Lines of data:

□ □ □ □ □ □ □

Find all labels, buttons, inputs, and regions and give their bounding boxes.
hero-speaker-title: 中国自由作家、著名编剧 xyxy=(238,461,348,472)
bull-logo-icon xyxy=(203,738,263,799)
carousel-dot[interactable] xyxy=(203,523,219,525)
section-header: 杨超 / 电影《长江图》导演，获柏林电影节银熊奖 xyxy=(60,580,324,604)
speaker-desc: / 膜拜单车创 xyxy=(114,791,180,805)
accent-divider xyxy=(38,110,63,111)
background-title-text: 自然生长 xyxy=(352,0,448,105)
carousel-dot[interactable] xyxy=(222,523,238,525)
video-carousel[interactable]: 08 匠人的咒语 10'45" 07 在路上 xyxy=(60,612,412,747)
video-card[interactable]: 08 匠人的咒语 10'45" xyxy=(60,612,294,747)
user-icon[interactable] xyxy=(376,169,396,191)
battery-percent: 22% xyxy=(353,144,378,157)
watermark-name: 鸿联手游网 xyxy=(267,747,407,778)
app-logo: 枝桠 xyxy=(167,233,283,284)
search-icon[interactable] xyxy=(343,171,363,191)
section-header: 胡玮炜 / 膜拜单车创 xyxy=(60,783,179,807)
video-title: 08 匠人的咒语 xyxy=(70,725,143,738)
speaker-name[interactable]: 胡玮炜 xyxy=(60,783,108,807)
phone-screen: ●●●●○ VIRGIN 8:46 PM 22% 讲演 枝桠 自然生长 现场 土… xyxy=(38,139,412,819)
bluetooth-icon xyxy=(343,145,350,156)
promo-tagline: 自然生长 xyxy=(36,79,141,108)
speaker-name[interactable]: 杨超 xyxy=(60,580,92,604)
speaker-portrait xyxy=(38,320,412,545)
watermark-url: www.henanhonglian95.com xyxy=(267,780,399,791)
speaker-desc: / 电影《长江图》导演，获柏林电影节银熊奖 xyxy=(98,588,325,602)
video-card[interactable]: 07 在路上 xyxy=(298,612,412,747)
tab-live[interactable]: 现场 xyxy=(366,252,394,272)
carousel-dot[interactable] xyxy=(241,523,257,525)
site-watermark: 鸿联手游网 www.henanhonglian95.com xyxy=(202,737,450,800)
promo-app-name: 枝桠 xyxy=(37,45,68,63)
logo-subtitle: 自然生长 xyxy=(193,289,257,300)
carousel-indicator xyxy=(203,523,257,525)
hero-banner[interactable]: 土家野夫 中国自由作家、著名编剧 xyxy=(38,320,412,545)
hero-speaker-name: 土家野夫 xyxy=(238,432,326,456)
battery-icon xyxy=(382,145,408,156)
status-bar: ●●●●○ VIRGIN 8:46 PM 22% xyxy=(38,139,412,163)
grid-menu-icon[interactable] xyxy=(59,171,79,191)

□ □ □ □ □ □ □

> [EXERCISE]:
Copy every line of the listing above word for word.

> [ANSWER TO THIS PROBLEM]:
Find all labels, buttons, inputs, and regions and give their bounding boxes.
hero-speaker-title: 中国自由作家、著名编剧 xyxy=(238,461,348,472)
bull-logo-icon xyxy=(203,738,263,799)
carousel-dot[interactable] xyxy=(203,523,219,525)
section-header: 杨超 / 电影《长江图》导演，获柏林电影节银熊奖 xyxy=(60,580,324,604)
speaker-desc: / 膜拜单车创 xyxy=(114,791,180,805)
accent-divider xyxy=(38,110,63,111)
background-title-text: 自然生长 xyxy=(352,0,448,105)
carousel-dot[interactable] xyxy=(222,523,238,525)
video-carousel[interactable]: 08 匠人的咒语 10'45" 07 在路上 xyxy=(60,612,412,747)
video-card[interactable]: 08 匠人的咒语 10'45" xyxy=(60,612,294,747)
user-icon[interactable] xyxy=(376,169,396,191)
battery-percent: 22% xyxy=(353,144,378,157)
watermark-name: 鸿联手游网 xyxy=(267,747,407,778)
app-logo: 枝桠 xyxy=(167,233,283,284)
search-icon[interactable] xyxy=(343,171,363,191)
section-header: 胡玮炜 / 膜拜单车创 xyxy=(60,783,179,807)
video-title: 08 匠人的咒语 xyxy=(70,725,143,738)
speaker-name[interactable]: 胡玮炜 xyxy=(60,783,108,807)
phone-screen: ●●●●○ VIRGIN 8:46 PM 22% 讲演 枝桠 自然生长 现场 土… xyxy=(38,139,412,819)
bluetooth-icon xyxy=(343,145,350,156)
promo-tagline: 自然生长 xyxy=(36,79,141,108)
speaker-name[interactable]: 杨超 xyxy=(60,580,92,604)
speaker-portrait xyxy=(38,320,412,545)
watermark-url: www.henanhonglian95.com xyxy=(267,780,399,791)
speaker-desc: / 电影《长江图》导演，获柏林电影节银熊奖 xyxy=(98,588,325,602)
video-card[interactable]: 07 在路上 xyxy=(298,612,412,747)
tab-live[interactable]: 现场 xyxy=(366,252,394,272)
carousel-dot[interactable] xyxy=(241,523,257,525)
site-watermark: 鸿联手游网 www.henanhonglian95.com xyxy=(202,737,450,800)
promo-app-name: 枝桠 xyxy=(37,45,68,63)
logo-subtitle: 自然生长 xyxy=(193,289,257,300)
carousel-indicator xyxy=(203,523,257,525)
hero-banner[interactable]: 土家野夫 中国自由作家、著名编剧 xyxy=(38,320,412,545)
hero-speaker-name: 土家野夫 xyxy=(238,432,326,456)
battery-icon xyxy=(382,145,408,156)
status-bar: ●●●●○ VIRGIN 8:46 PM 22% xyxy=(38,139,412,163)
grid-menu-icon[interactable] xyxy=(59,171,79,191)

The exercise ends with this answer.